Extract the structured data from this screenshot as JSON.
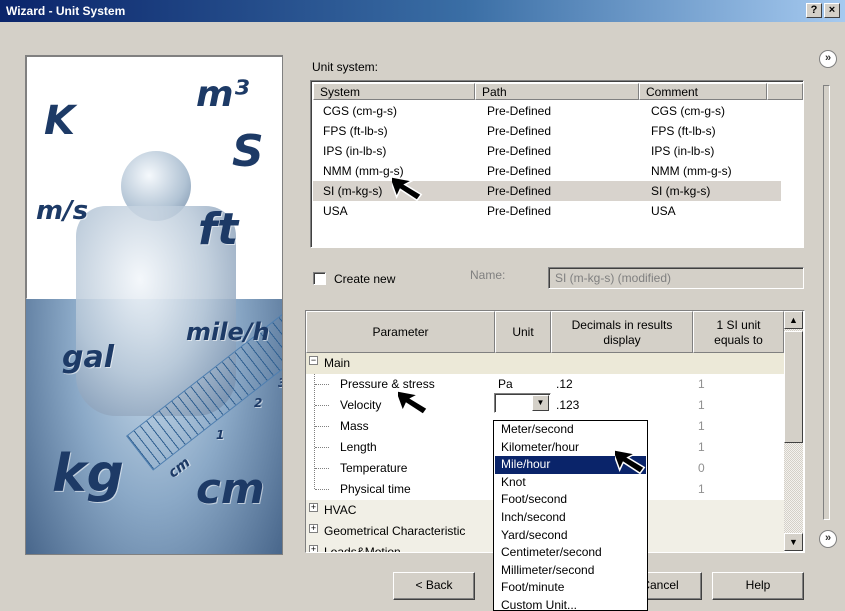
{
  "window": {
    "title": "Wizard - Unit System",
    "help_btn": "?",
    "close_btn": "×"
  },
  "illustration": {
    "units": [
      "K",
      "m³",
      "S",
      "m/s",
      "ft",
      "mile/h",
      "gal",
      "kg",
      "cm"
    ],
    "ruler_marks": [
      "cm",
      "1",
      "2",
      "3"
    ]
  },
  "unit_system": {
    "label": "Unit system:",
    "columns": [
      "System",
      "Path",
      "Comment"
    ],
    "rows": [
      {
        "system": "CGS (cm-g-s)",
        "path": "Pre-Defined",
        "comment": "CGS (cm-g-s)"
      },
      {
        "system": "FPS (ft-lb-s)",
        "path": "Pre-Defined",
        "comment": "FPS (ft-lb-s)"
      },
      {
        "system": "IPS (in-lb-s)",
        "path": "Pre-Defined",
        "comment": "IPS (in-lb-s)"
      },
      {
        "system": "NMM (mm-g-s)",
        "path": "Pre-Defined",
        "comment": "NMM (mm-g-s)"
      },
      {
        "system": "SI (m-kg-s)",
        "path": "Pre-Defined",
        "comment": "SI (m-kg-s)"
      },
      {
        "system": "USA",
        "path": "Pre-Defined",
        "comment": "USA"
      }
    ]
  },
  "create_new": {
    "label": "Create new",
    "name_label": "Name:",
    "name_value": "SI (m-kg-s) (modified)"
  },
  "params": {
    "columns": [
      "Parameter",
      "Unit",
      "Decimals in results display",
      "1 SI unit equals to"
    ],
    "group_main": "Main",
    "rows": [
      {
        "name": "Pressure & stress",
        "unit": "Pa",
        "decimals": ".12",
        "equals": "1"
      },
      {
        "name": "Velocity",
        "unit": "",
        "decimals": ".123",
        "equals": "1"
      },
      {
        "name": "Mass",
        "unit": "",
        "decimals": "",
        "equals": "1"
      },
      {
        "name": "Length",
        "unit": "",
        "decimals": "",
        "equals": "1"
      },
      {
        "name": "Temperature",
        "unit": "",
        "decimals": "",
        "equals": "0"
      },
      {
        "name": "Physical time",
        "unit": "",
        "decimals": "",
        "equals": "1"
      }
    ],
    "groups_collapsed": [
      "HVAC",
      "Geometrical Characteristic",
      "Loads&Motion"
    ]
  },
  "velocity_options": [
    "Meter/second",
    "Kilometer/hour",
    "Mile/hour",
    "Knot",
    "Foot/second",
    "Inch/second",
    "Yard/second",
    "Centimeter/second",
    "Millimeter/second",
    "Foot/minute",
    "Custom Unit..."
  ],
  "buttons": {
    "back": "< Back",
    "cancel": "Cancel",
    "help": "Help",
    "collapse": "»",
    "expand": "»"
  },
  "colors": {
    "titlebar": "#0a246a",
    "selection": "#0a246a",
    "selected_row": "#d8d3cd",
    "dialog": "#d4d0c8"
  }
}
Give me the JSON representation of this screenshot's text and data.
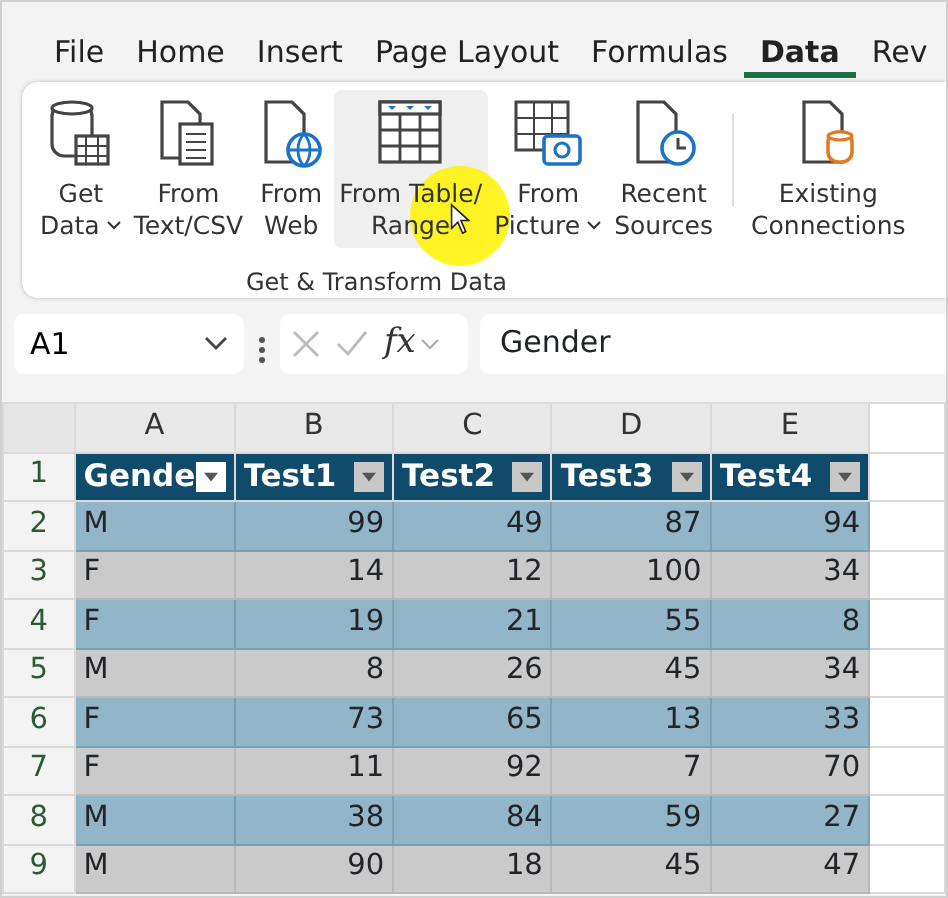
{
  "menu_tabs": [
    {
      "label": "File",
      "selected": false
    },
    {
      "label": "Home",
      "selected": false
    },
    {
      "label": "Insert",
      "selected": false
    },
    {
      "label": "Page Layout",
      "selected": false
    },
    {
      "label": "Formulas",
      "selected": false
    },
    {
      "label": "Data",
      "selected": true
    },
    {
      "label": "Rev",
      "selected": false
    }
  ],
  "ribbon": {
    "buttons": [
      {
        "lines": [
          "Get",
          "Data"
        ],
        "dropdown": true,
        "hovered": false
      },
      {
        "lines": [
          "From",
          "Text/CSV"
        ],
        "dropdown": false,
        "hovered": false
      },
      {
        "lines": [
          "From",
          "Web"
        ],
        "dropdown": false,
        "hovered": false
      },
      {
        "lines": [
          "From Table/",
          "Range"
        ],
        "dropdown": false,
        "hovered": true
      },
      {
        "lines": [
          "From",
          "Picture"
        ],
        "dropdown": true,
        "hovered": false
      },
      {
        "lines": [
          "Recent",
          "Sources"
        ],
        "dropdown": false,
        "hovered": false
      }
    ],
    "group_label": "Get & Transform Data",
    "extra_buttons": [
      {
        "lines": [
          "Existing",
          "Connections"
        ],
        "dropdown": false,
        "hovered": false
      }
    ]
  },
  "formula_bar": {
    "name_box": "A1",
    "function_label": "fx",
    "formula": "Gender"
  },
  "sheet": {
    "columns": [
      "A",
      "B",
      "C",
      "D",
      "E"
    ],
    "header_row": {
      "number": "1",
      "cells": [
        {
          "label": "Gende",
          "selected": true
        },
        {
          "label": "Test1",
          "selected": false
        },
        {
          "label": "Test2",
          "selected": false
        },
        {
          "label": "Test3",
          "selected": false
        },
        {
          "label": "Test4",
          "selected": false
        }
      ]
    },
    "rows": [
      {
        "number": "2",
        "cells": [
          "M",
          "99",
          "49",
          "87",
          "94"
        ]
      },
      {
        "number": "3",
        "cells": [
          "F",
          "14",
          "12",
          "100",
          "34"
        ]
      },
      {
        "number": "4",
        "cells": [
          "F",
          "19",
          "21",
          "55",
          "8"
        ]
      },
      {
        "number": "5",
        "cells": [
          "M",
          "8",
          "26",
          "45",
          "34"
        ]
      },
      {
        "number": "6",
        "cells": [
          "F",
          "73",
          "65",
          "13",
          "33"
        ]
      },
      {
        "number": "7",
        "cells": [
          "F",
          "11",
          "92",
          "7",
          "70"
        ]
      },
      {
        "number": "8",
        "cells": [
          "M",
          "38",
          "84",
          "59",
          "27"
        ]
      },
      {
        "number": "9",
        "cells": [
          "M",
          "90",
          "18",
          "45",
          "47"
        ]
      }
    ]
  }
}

---

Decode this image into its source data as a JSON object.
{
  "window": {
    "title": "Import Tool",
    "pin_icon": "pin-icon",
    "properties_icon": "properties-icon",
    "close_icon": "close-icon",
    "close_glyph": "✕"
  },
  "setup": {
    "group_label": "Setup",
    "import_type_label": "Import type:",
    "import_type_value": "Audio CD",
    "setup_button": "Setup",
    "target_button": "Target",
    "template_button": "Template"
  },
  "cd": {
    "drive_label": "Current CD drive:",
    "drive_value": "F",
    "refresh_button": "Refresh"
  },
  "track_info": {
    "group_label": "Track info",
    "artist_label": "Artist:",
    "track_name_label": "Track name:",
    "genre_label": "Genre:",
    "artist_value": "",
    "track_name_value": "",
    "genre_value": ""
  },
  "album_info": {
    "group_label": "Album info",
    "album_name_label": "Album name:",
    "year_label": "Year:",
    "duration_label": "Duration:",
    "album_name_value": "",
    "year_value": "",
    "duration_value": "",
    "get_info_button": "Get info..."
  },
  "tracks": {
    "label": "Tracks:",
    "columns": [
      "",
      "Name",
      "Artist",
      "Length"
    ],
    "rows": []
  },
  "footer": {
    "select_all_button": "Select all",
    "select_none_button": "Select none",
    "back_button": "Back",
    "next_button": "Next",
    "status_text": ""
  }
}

- [Exercise task] Looking at the records above, work out how many lines include the word "screenshot", then give that number by itself.

- [Task output] 2